### WORK TO BE COMPLETED
State the number of lines that include the string "Dados", and write nothing else.

(Collection entries)
══════════

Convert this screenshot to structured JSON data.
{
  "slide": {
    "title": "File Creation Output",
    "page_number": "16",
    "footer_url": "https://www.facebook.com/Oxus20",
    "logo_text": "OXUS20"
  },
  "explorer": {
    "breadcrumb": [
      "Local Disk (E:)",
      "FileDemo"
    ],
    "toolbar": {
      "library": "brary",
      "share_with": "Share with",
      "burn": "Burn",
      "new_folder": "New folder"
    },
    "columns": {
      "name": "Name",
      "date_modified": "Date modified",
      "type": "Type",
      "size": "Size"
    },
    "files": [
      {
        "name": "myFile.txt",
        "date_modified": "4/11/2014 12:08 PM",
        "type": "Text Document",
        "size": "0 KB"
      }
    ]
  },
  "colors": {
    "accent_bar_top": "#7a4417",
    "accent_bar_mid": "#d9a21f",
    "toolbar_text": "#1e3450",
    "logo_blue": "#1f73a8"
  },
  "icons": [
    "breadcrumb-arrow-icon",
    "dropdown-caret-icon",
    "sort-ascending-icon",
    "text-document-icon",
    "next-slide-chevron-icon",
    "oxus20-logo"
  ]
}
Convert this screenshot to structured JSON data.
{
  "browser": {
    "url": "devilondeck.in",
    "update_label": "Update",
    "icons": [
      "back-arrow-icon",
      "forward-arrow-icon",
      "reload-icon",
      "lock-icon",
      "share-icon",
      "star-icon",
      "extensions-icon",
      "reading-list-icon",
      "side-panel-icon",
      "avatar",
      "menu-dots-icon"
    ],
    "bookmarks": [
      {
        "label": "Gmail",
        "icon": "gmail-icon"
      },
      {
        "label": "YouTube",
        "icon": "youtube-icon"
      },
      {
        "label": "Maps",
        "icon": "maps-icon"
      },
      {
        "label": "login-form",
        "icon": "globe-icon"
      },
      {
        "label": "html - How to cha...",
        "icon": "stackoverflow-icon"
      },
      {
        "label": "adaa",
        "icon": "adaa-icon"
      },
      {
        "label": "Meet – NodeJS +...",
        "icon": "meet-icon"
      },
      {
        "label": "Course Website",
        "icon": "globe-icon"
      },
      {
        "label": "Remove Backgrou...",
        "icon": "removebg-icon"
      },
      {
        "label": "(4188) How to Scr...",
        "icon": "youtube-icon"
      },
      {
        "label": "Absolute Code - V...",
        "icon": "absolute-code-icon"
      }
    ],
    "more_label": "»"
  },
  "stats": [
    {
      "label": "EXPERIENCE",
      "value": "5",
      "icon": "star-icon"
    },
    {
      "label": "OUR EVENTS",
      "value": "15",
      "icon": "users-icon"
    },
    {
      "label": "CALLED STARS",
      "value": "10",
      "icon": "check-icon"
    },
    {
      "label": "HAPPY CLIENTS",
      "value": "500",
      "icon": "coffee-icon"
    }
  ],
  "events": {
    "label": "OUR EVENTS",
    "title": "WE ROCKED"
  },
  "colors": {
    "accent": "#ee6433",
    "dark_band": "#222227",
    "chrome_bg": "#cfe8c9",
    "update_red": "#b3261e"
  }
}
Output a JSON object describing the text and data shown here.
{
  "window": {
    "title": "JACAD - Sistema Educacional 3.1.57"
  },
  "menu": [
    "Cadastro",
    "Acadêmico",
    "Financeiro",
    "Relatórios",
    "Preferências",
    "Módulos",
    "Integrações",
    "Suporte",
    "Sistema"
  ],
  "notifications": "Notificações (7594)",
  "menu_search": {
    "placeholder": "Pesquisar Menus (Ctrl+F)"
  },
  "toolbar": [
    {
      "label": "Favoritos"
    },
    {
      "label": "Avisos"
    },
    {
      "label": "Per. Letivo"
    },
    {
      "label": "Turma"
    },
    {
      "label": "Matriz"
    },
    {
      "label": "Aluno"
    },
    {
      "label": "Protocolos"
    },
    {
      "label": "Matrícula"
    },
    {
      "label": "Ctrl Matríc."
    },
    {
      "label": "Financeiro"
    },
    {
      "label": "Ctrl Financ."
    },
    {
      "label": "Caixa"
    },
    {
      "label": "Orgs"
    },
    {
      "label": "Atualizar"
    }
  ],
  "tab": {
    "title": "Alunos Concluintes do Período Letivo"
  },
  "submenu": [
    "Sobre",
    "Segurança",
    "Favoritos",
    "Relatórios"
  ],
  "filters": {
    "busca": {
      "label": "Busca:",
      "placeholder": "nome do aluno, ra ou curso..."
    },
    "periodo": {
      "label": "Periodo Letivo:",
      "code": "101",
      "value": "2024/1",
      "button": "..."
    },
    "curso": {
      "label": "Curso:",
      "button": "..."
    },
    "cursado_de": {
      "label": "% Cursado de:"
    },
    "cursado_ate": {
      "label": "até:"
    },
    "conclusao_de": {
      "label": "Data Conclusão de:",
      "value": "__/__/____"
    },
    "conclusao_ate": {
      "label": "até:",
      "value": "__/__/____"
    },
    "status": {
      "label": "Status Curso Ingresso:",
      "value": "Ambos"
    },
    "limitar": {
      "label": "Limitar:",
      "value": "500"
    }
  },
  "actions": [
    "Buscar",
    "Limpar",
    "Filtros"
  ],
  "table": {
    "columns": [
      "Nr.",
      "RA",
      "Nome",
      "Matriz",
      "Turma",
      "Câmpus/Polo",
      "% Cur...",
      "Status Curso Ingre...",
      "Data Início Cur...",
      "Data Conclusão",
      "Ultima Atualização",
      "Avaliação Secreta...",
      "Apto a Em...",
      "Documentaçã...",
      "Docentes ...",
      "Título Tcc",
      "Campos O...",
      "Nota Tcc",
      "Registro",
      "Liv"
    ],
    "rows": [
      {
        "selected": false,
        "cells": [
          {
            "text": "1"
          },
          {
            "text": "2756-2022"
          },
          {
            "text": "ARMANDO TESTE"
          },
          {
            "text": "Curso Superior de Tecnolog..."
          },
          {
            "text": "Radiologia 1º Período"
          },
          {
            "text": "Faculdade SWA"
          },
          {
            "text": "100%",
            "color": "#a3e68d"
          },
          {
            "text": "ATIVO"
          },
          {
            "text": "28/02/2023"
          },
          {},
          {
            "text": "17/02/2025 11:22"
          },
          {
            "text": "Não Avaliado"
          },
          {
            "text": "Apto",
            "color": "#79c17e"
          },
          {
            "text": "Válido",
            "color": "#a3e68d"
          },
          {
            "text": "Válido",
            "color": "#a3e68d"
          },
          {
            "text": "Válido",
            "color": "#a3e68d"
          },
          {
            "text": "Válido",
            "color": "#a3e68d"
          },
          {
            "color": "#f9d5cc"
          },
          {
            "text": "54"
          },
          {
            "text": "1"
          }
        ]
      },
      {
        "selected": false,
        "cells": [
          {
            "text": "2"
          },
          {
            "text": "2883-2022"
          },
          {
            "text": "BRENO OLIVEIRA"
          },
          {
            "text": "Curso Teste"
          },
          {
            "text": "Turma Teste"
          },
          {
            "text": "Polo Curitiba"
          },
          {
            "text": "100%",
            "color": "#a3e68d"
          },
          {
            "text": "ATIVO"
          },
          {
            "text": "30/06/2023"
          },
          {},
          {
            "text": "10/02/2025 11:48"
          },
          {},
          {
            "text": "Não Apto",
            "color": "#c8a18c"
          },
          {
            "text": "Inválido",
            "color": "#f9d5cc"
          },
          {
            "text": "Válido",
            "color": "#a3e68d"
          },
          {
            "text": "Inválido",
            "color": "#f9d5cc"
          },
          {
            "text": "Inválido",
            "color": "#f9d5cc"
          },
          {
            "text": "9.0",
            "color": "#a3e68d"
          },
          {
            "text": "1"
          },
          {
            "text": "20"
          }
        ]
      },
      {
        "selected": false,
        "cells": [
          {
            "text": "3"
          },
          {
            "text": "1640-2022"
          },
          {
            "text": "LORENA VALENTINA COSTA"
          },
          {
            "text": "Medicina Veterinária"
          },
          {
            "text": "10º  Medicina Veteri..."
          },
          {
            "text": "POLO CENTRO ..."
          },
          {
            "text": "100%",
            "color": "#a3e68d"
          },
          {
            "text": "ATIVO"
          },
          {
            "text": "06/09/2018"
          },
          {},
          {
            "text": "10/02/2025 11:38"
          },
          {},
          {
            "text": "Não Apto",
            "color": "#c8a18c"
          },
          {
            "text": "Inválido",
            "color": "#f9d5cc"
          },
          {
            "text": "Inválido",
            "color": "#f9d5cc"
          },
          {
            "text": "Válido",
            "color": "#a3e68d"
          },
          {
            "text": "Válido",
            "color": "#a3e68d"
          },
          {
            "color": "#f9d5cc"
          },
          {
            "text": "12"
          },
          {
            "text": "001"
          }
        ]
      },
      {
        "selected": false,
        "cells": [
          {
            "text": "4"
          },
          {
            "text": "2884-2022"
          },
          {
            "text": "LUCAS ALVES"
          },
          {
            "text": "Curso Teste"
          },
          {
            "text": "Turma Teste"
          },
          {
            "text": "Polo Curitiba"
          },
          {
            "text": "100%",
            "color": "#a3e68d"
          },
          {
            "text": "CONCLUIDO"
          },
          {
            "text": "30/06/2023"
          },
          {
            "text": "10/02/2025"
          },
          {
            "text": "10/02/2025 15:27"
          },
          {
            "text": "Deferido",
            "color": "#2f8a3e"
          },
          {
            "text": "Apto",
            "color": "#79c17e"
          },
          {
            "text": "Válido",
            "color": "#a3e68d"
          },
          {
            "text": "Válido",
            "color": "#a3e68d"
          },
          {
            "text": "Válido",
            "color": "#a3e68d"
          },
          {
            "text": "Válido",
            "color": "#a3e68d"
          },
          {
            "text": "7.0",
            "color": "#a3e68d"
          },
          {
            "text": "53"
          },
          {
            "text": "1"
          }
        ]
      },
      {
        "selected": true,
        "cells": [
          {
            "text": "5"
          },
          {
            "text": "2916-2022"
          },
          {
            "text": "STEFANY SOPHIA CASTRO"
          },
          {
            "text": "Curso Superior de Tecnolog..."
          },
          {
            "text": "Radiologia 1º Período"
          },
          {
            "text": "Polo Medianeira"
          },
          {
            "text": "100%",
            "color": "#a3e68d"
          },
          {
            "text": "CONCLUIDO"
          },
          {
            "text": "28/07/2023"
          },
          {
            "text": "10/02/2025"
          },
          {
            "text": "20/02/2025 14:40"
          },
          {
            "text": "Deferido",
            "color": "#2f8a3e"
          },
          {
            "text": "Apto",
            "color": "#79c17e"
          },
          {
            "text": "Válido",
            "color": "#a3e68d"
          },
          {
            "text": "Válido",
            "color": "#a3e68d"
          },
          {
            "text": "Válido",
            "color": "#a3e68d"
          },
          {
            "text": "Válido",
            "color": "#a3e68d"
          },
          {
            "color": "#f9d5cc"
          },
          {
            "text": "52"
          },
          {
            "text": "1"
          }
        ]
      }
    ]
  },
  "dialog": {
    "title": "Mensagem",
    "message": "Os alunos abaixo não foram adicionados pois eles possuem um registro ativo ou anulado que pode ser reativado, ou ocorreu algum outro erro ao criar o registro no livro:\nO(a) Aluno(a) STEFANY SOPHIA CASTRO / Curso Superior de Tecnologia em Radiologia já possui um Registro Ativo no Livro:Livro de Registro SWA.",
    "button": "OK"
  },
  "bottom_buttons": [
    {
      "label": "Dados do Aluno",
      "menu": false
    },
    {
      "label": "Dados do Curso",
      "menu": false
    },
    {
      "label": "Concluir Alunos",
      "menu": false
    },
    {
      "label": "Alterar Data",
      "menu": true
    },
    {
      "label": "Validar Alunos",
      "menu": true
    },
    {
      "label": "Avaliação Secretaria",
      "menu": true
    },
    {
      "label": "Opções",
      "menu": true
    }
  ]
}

══════════

### RESULT OF THE TASK
2